### Task details:
Gather all lines containing the string "content" and copy them out.

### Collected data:
━━━

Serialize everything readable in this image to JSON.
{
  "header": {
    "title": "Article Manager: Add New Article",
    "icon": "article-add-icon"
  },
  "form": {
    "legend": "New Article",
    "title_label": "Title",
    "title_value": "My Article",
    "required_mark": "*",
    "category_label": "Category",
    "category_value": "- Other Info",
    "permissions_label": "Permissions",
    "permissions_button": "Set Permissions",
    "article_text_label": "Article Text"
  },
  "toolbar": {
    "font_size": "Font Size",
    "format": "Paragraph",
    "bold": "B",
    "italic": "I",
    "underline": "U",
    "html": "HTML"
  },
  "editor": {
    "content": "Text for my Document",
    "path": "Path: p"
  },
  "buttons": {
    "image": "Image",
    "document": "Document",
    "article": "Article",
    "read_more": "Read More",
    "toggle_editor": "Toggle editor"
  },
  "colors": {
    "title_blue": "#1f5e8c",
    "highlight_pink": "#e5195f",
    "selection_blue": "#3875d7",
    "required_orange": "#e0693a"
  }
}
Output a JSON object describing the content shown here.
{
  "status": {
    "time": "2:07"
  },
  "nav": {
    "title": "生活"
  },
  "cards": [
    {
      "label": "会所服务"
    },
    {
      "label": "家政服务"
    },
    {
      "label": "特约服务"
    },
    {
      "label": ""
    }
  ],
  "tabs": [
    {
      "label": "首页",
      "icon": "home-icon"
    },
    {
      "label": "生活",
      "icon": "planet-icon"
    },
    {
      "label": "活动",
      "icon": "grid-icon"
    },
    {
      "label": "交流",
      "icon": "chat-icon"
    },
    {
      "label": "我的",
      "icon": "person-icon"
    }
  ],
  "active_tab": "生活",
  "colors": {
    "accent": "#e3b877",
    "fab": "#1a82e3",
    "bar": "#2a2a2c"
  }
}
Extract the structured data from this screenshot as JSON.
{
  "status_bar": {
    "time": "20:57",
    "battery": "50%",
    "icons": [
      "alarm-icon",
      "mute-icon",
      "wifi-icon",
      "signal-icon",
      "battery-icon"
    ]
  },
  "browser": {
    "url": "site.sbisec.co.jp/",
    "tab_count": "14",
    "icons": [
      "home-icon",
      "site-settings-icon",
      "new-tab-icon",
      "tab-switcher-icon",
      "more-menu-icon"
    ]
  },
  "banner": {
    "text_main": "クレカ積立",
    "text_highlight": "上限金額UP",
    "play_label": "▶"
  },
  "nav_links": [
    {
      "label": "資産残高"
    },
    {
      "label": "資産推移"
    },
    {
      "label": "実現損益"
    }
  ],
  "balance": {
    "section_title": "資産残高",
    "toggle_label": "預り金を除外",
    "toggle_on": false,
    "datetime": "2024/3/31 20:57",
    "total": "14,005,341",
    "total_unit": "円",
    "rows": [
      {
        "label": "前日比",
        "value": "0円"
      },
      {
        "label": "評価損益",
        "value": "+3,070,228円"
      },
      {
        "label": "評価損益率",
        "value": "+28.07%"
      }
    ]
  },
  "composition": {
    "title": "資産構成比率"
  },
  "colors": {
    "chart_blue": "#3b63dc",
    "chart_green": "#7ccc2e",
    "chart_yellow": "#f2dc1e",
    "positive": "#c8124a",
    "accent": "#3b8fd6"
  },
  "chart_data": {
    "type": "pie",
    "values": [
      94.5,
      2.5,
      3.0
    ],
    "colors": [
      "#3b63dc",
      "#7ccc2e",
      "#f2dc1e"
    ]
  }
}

━━━

### Response to the task:
    "content": "Text for my Document",
Output a JSON object describing the content shown here.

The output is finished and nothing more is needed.